Copy every row below word for word, changing nothing.

> _Dataset rows_
..........

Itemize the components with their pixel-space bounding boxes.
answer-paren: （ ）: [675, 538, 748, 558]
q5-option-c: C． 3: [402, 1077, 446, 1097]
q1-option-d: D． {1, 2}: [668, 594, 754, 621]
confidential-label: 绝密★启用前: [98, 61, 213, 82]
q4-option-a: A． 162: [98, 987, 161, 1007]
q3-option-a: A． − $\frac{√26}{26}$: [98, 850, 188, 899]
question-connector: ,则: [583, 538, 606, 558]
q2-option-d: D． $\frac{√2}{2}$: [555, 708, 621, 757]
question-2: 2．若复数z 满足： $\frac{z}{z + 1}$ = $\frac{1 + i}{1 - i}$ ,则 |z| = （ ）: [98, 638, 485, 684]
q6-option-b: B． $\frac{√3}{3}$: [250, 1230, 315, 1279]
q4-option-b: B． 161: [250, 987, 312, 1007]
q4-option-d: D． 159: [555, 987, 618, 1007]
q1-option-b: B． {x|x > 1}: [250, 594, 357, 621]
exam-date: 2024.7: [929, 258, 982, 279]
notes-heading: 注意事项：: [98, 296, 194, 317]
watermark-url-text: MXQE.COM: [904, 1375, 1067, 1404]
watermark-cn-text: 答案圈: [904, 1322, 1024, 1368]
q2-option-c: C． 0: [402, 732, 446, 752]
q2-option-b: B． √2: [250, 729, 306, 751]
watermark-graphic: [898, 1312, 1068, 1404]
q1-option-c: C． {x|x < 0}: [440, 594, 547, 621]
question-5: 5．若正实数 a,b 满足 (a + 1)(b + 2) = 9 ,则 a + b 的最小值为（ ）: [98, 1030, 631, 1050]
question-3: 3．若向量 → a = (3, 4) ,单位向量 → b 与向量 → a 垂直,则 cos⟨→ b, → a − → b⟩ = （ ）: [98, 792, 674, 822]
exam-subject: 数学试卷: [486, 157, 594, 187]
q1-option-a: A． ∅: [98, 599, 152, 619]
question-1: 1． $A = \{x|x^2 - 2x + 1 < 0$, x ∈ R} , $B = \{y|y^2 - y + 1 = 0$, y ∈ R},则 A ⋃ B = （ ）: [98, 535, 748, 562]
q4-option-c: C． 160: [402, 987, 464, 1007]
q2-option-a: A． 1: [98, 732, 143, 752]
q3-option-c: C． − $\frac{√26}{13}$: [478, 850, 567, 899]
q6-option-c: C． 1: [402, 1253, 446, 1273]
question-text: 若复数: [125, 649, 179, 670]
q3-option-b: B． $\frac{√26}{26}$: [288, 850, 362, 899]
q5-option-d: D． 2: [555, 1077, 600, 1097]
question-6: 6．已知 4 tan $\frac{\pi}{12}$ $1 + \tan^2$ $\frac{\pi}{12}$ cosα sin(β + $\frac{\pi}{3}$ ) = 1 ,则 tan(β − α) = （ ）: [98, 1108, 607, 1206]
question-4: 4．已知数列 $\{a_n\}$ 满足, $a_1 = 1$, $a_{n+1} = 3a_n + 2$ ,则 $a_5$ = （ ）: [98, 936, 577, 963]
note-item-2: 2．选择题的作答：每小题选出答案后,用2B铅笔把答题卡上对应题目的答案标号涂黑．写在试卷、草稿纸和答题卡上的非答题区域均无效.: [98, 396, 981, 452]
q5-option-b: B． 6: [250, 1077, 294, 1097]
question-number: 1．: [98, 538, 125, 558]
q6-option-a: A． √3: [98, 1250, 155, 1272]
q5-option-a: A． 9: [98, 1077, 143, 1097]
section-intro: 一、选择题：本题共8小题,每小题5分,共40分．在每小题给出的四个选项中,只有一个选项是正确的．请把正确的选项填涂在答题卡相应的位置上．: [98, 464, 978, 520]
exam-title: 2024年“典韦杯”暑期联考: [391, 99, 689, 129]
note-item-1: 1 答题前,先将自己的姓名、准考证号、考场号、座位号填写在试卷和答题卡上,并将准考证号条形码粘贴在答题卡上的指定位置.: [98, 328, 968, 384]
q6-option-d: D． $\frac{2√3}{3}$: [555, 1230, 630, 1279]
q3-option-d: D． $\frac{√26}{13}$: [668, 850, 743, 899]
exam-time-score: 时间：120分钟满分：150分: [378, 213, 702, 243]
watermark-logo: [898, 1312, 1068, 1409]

..........

> _Result below_
Itemize the components with their pixel-space bounding boxes.
answer-paren: （ ）: [675, 538, 748, 558]
q5-option-c: C． 3: [402, 1077, 446, 1097]
q1-option-d: D． {1, 2}: [668, 594, 754, 621]
confidential-label: 绝密★启用前: [98, 61, 213, 82]
q4-option-a: A． 162: [98, 987, 161, 1007]
q3-option-a: A． − $\frac{√26}{26}$: [98, 850, 188, 899]
question-connector: ,则: [583, 538, 606, 558]
q2-option-d: D． $\frac{√2}{2}$: [555, 708, 621, 757]
question-2: 2．若复数z 满足： $\frac{z}{z + 1}$ = $\frac{1 + i}{1 - i}$ ,则 |z| = （ ）: [98, 638, 485, 684]
q6-option-b: B． $\frac{√3}{3}$: [250, 1230, 315, 1279]
q4-option-b: B． 161: [250, 987, 312, 1007]
q4-option-d: D． 159: [555, 987, 618, 1007]
q1-option-b: B． {x|x > 1}: [250, 594, 357, 621]
exam-date: 2024.7: [929, 258, 982, 279]
notes-heading: 注意事项：: [98, 296, 194, 317]
watermark-url-text: MXQE.COM: [904, 1375, 1067, 1404]
watermark-cn-text: 答案圈: [904, 1322, 1024, 1368]
q2-option-c: C． 0: [402, 732, 446, 752]
q2-option-b: B． √2: [250, 729, 306, 751]
watermark-graphic: [898, 1312, 1068, 1404]
q1-option-c: C． {x|x < 0}: [440, 594, 547, 621]
question-5: 5．若正实数 a,b 满足 (a + 1)(b + 2) = 9 ,则 a + b 的最小值为（ ）: [98, 1030, 631, 1050]
question-3: 3．若向量 → a = (3, 4) ,单位向量 → b 与向量 → a 垂直,则 cos⟨→ b, → a − → b⟩ = （ ）: [98, 792, 674, 822]
exam-subject: 数学试卷: [486, 157, 594, 187]
q1-option-a: A． ∅: [98, 599, 152, 619]
question-1: 1． $A = \{x|x^2 - 2x + 1 < 0$, x ∈ R} , $B = \{y|y^2 - y + 1 = 0$, y ∈ R},则 A ⋃ B = （ ）: [98, 535, 748, 562]
q4-option-c: C． 160: [402, 987, 464, 1007]
q2-option-a: A． 1: [98, 732, 143, 752]
q3-option-c: C． − $\frac{√26}{13}$: [478, 850, 567, 899]
q6-option-c: C． 1: [402, 1253, 446, 1273]
question-text: 若复数: [125, 649, 179, 670]
q3-option-b: B． $\frac{√26}{26}$: [288, 850, 362, 899]
q5-option-d: D． 2: [555, 1077, 600, 1097]
question-6: 6．已知 4 tan $\frac{\pi}{12}$ $1 + \tan^2$ $\frac{\pi}{12}$ cosα sin(β + $\frac{\pi}{3}$ ) = 1 ,则 tan(β − α) = （ ）: [98, 1108, 607, 1206]
question-4: 4．已知数列 $\{a_n\}$ 满足, $a_1 = 1$, $a_{n+1} = 3a_n + 2$ ,则 $a_5$ = （ ）: [98, 936, 577, 963]
note-item-2: 2．选择题的作答：每小题选出答案后,用2B铅笔把答题卡上对应题目的答案标号涂黑．写在试卷、草稿纸和答题卡上的非答题区域均无效.: [98, 396, 981, 452]
q5-option-b: B． 6: [250, 1077, 294, 1097]
question-number: 1．: [98, 538, 125, 558]
q6-option-a: A． √3: [98, 1250, 155, 1272]
q5-option-a: A． 9: [98, 1077, 143, 1097]
section-intro: 一、选择题：本题共8小题,每小题5分,共40分．在每小题给出的四个选项中,只有一个选项是正确的．请把正确的选项填涂在答题卡相应的位置上．: [98, 464, 978, 520]
exam-title: 2024年“典韦杯”暑期联考: [391, 99, 689, 129]
note-item-1: 1 答题前,先将自己的姓名、准考证号、考场号、座位号填写在试卷和答题卡上,并将准考证号条形码粘贴在答题卡上的指定位置.: [98, 328, 968, 384]
q6-option-d: D． $\frac{2√3}{3}$: [555, 1230, 630, 1279]
q3-option-d: D． $\frac{√26}{13}$: [668, 850, 743, 899]
exam-time-score: 时间：120分钟满分：150分: [378, 213, 702, 243]
watermark-logo: [898, 1312, 1068, 1409]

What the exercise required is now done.